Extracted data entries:
┌──

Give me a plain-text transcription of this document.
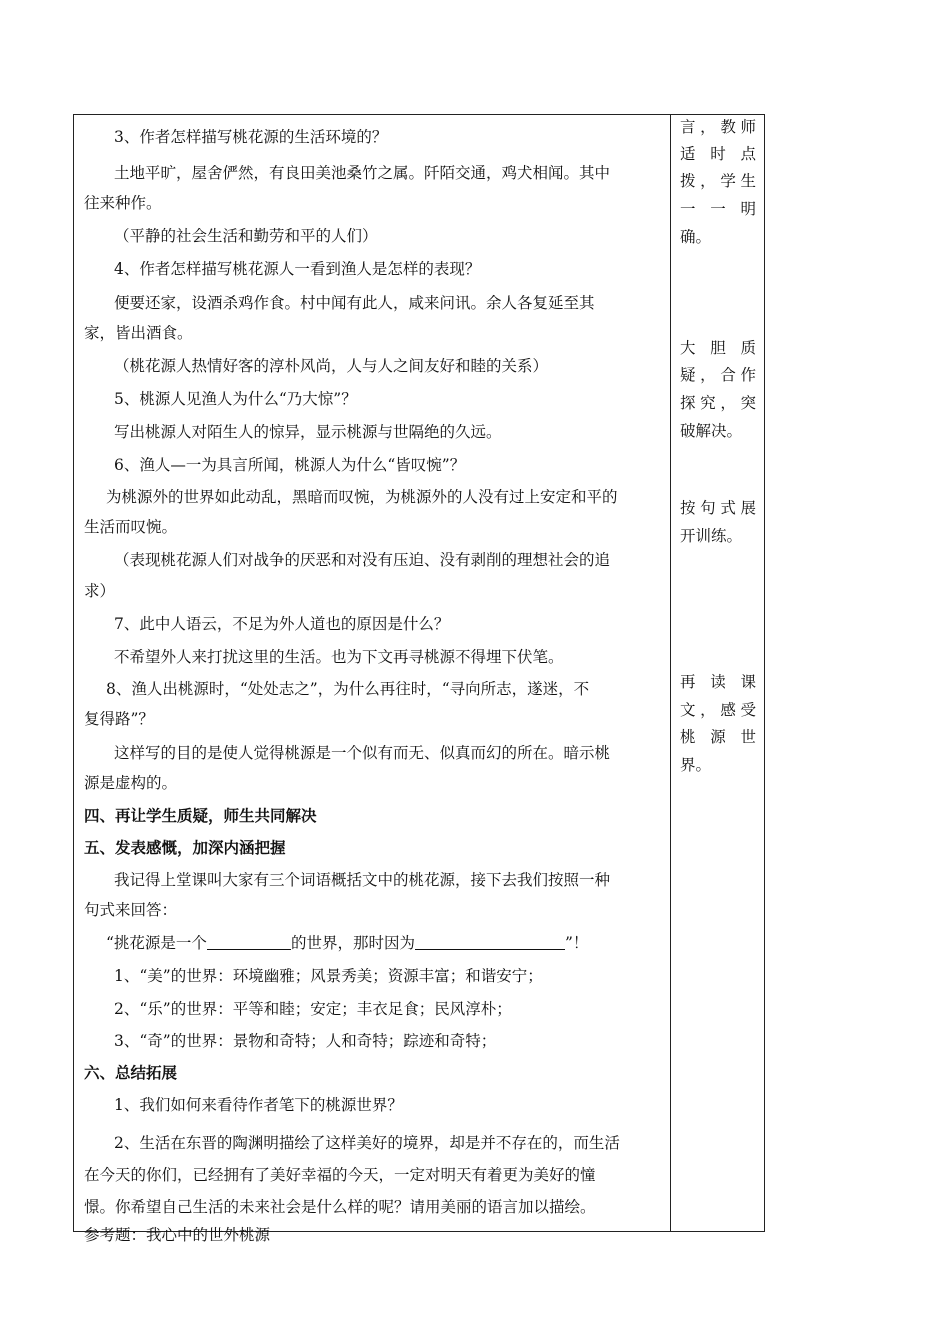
3、作者怎样描写桃花源的生活环境的？
土地平旷，屋舍俨然，有良田美池桑竹之属。阡陌交通，鸡犬相闻。其中
往来种作。
（平静的社会生活和勤劳和平的人们）
4、作者怎样描写桃花源人一看到渔人是怎样的表现？
便要还家，设酒杀鸡作食。村中闻有此人，咸来问讯。余人各复延至其
家，皆出酒食。
（桃花源人热情好客的淳朴风尚，人与人之间友好和睦的关系）
5、桃源人见渔人为什么“乃大惊”？
写出桃源人对陌生人的惊异，显示桃源与世隔绝的久远。
6、渔人—一为具言所闻，桃源人为什么“皆叹惋”？
为桃源外的世界如此动乱，黑暗而叹惋，为桃源外的人没有过上安定和平的
生活而叹惋。
（表现桃花源人们对战争的厌恶和对没有压迫、没有剥削的理想社会的追
求）
7、此中人语云，不足为外人道也的原因是什么？
不希望外人来打扰这里的生活。也为下文再寻桃源不得埋下伏笔。
8、渔人出桃源时，“处处志之”，为什么再往时，“寻向所志，遂迷，不
复得路”？
这样写的目的是使人觉得桃源是一个似有而无、似真而幻的所在。暗示桃
源是虚构的。
四、再让学生质疑，师生共同解决
五、发表感慨，加深内涵把握
我记得上堂课叫大家有三个词语概括文中的桃花源，接下去我们按照一种
句式来回答：
“挑花源是一个	的世界，那时因为	”！
1、“美”的世界：环境幽雅；风景秀美；资源丰富；和谐安宁；
2、“乐”的世界：平等和睦；安定；丰衣足食；民风淳朴；
3、“奇”的世界：景物和奇特；人和奇特；踪迹和奇特；
六、总结拓展
1、我们如何来看待作者笔下的桃源世界？
2、生活在东晋的陶渊明描绘了这样美好的境界，却是并不存在的，而生活
在今天的你们，已经拥有了美好幸福的今天，一定对明天有着更为美好的憧
憬。你希望自己生活的未来社会是什么样的呢？请用美丽的语言加以描绘。
参考题：我心中的世外桃源
言，教师
适时点
拨，学生
一一明
确。
大胆质
疑，合作
探究，突
破解决。
按句式展
开训练。
再读课
文，感受
桃源世
界。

└──

» Directive
Return all of the data exactly as written, and drop the pictures.

» Answer below
Give me a plain-text transcription of this document.
3、作者怎样描写桃花源的生活环境的？
土地平旷，屋舍俨然，有良田美池桑竹之属。阡陌交通，鸡犬相闻。其中
往来种作。
（平静的社会生活和勤劳和平的人们）
4、作者怎样描写桃花源人一看到渔人是怎样的表现？
便要还家，设酒杀鸡作食。村中闻有此人，咸来问讯。余人各复延至其
家，皆出酒食。
（桃花源人热情好客的淳朴风尚，人与人之间友好和睦的关系）
5、桃源人见渔人为什么“乃大惊”？
写出桃源人对陌生人的惊异，显示桃源与世隔绝的久远。
6、渔人—一为具言所闻，桃源人为什么“皆叹惋”？
为桃源外的世界如此动乱，黑暗而叹惋，为桃源外的人没有过上安定和平的
生活而叹惋。
（表现桃花源人们对战争的厌恶和对没有压迫、没有剥削的理想社会的追
求）
7、此中人语云，不足为外人道也的原因是什么？
不希望外人来打扰这里的生活。也为下文再寻桃源不得埋下伏笔。
8、渔人出桃源时，“处处志之”，为什么再往时，“寻向所志，遂迷，不
复得路”？
这样写的目的是使人觉得桃源是一个似有而无、似真而幻的所在。暗示桃
源是虚构的。
四、再让学生质疑，师生共同解决
五、发表感慨，加深内涵把握
我记得上堂课叫大家有三个词语概括文中的桃花源，接下去我们按照一种
句式来回答：
“挑花源是一个	的世界，那时因为	”！
1、“美”的世界：环境幽雅；风景秀美；资源丰富；和谐安宁；
2、“乐”的世界：平等和睦；安定；丰衣足食；民风淳朴；
3、“奇”的世界：景物和奇特；人和奇特；踪迹和奇特；
六、总结拓展
1、我们如何来看待作者笔下的桃源世界？
2、生活在东晋的陶渊明描绘了这样美好的境界，却是并不存在的，而生活
在今天的你们，已经拥有了美好幸福的今天，一定对明天有着更为美好的憧
憬。你希望自己生活的未来社会是什么样的呢？请用美丽的语言加以描绘。
参考题：我心中的世外桃源
言，教师
适时点
拨，学生
一一明
确。
大胆质
疑，合作
探究，突
破解决。
按句式展
开训练。
再读课
文，感受
桃源世
界。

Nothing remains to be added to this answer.